Exercise instructions:
Each line should be copied exactly.

>>>>>

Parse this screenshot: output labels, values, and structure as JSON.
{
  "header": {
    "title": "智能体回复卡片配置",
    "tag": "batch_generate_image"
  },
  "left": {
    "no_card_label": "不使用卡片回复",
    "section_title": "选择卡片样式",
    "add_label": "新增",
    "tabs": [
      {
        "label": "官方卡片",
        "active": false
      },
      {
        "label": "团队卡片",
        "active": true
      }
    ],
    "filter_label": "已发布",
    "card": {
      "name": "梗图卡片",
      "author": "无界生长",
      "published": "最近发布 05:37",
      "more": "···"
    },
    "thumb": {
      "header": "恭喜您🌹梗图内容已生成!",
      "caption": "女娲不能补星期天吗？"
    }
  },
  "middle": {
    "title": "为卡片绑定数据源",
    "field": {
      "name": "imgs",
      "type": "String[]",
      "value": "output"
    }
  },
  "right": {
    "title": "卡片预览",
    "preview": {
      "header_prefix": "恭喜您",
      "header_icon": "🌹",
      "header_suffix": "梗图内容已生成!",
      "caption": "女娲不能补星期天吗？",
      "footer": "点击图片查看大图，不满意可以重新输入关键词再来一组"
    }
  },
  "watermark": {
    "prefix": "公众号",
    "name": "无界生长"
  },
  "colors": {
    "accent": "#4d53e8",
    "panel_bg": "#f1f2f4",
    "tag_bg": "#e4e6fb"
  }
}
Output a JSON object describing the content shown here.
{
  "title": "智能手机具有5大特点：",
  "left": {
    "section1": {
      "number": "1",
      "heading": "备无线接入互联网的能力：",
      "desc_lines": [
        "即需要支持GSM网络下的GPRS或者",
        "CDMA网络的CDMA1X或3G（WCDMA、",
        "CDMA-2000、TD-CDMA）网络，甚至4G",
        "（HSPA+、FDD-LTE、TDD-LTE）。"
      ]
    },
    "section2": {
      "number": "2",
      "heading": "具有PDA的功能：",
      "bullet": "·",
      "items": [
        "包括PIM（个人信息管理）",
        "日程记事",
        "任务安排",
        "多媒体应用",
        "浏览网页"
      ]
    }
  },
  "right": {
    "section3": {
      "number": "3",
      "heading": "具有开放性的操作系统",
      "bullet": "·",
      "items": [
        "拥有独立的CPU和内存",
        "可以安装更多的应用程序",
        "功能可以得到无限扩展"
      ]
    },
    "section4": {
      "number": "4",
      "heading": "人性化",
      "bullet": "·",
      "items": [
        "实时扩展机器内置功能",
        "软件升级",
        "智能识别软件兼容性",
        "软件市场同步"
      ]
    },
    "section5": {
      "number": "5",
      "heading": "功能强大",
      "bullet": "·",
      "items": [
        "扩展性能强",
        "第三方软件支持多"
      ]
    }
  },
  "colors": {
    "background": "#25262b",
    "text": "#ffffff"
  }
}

<<<<<

The answer:
Parse this screenshot: output labels, values, and structure as JSON.
{
  "header": {
    "title": "智能体回复卡片配置",
    "tag": "batch_generate_image"
  },
  "left": {
    "no_card_label": "不使用卡片回复",
    "section_title": "选择卡片样式",
    "add_label": "新增",
    "tabs": [
      {
        "label": "官方卡片",
        "active": false
      },
      {
        "label": "团队卡片",
        "active": true
      }
    ],
    "filter_label": "已发布",
    "card": {
      "name": "梗图卡片",
      "author": "无界生长",
      "published": "最近发布 05:37",
      "more": "···"
    },
    "thumb": {
      "header": "恭喜您🌹梗图内容已生成!",
      "caption": "女娲不能补星期天吗？"
    }
  },
  "middle": {
    "title": "为卡片绑定数据源",
    "field": {
      "name": "imgs",
      "type": "String[]",
      "value": "output"
    }
  },
  "right": {
    "title": "卡片预览",
    "preview": {
      "header_prefix": "恭喜您",
      "header_icon": "🌹",
      "header_suffix": "梗图内容已生成!",
      "caption": "女娲不能补星期天吗？",
      "footer": "点击图片查看大图，不满意可以重新输入关键词再来一组"
    }
  },
  "watermark": {
    "prefix": "公众号",
    "name": "无界生长"
  },
  "colors": {
    "accent": "#4d53e8",
    "panel_bg": "#f1f2f4",
    "tag_bg": "#e4e6fb"
  }
}
Output a JSON object describing the content shown here.
{
  "title": "智能手机具有5大特点：",
  "left": {
    "section1": {
      "number": "1",
      "heading": "备无线接入互联网的能力：",
      "desc_lines": [
        "即需要支持GSM网络下的GPRS或者",
        "CDMA网络的CDMA1X或3G（WCDMA、",
        "CDMA-2000、TD-CDMA）网络，甚至4G",
        "（HSPA+、FDD-LTE、TDD-LTE）。"
      ]
    },
    "section2": {
      "number": "2",
      "heading": "具有PDA的功能：",
      "bullet": "·",
      "items": [
        "包括PIM（个人信息管理）",
        "日程记事",
        "任务安排",
        "多媒体应用",
        "浏览网页"
      ]
    }
  },
  "right": {
    "section3": {
      "number": "3",
      "heading": "具有开放性的操作系统",
      "bullet": "·",
      "items": [
        "拥有独立的CPU和内存",
        "可以安装更多的应用程序",
        "功能可以得到无限扩展"
      ]
    },
    "section4": {
      "number": "4",
      "heading": "人性化",
      "bullet": "·",
      "items": [
        "实时扩展机器内置功能",
        "软件升级",
        "智能识别软件兼容性",
        "软件市场同步"
      ]
    },
    "section5": {
      "number": "5",
      "heading": "功能强大",
      "bullet": "·",
      "items": [
        "扩展性能强",
        "第三方软件支持多"
      ]
    }
  },
  "colors": {
    "background": "#25262b",
    "text": "#ffffff"
  }
}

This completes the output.